Records about charts and figures:
☆ ☆ ☆

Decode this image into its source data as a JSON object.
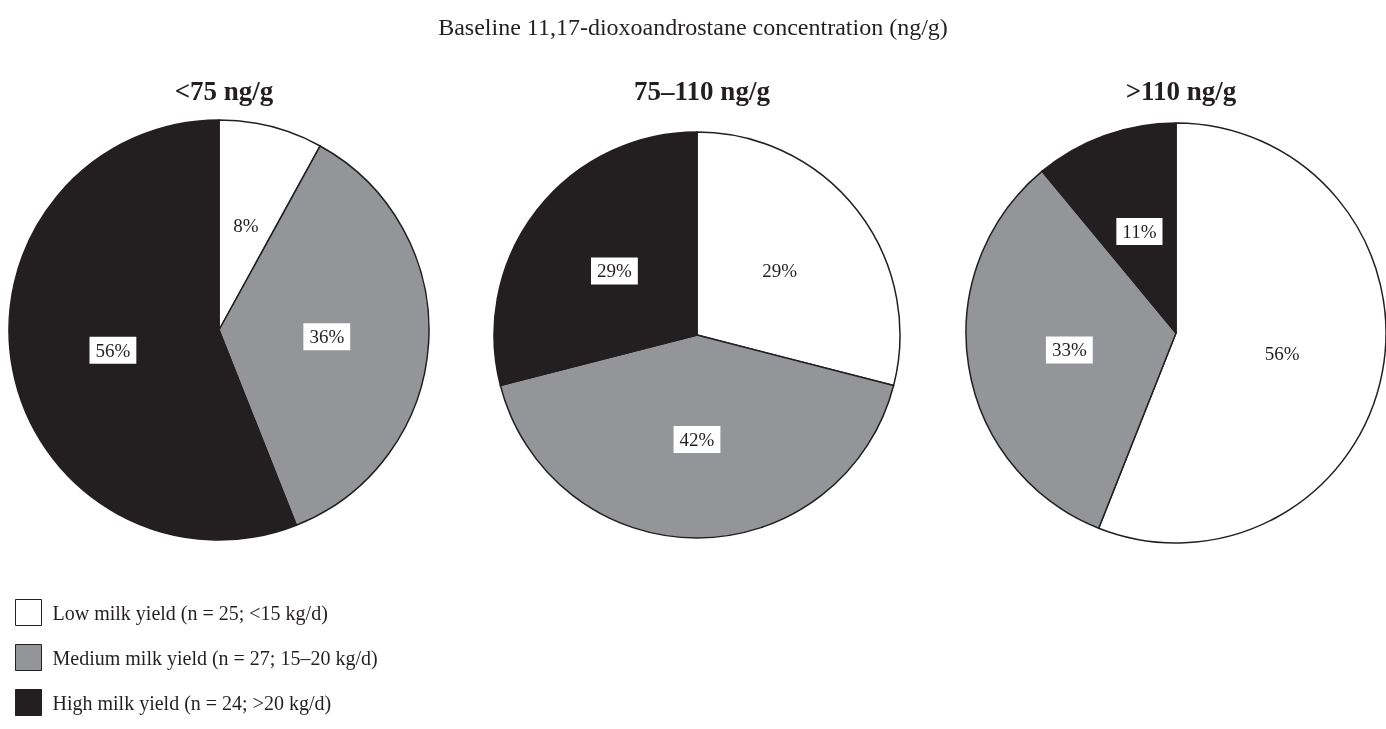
{
  "chart_data": [
    {
      "type": "pie",
      "title": "<75 ng/g",
      "annotations": [
        "Baseline 11,17-dioxoandrostane concentration (ng/g)"
      ],
      "categories": [
        "Low milk yield (n = 25; <15 kg/d)",
        "Medium milk yield (n = 27; 15–20 kg/d)",
        "High milk yield (n = 24; >20 kg/d)"
      ],
      "values": [
        8,
        36,
        56
      ],
      "value_labels": [
        "8%",
        "36%",
        "56%"
      ],
      "colors": [
        "#ffffff",
        "#939598",
        "#231f20"
      ],
      "legend": "bottom left"
    },
    {
      "type": "pie",
      "title": "75–110 ng/g",
      "categories": [
        null,
        null,
        null
      ],
      "values": [
        29,
        42,
        29
      ],
      "value_labels": [
        "29%",
        "42%",
        "29%"
      ],
      "colors": [
        "#ffffff",
        "#939598",
        "#231f20"
      ]
    },
    {
      "type": "pie",
      "title": ">110 ng/g",
      "categories": [
        null,
        null,
        null
      ],
      "values": [
        56,
        33,
        11
      ],
      "value_labels": [
        "56%",
        "33%",
        "11%"
      ],
      "colors": [
        "#ffffff",
        "#939598",
        "#231f20"
      ]
    }
  ]
}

☆ ☆ ☆

• **THE REQUEST**:
Leave out all pictures, then copy the remaining material exactly.

• **WRITTEN RESPONSE**:
Decode this image into its source data as a JSON object.
{
  "chart_data": [
    {
      "type": "pie",
      "title": "<75 ng/g",
      "annotations": [
        "Baseline 11,17-dioxoandrostane concentration (ng/g)"
      ],
      "categories": [
        "Low milk yield (n = 25; <15 kg/d)",
        "Medium milk yield (n = 27; 15–20 kg/d)",
        "High milk yield (n = 24; >20 kg/d)"
      ],
      "values": [
        8,
        36,
        56
      ],
      "value_labels": [
        "8%",
        "36%",
        "56%"
      ],
      "colors": [
        "#ffffff",
        "#939598",
        "#231f20"
      ],
      "legend": "bottom left"
    },
    {
      "type": "pie",
      "title": "75–110 ng/g",
      "categories": [
        null,
        null,
        null
      ],
      "values": [
        29,
        42,
        29
      ],
      "value_labels": [
        "29%",
        "42%",
        "29%"
      ],
      "colors": [
        "#ffffff",
        "#939598",
        "#231f20"
      ]
    },
    {
      "type": "pie",
      "title": ">110 ng/g",
      "categories": [
        null,
        null,
        null
      ],
      "values": [
        56,
        33,
        11
      ],
      "value_labels": [
        "56%",
        "33%",
        "11%"
      ],
      "colors": [
        "#ffffff",
        "#939598",
        "#231f20"
      ]
    }
  ]
}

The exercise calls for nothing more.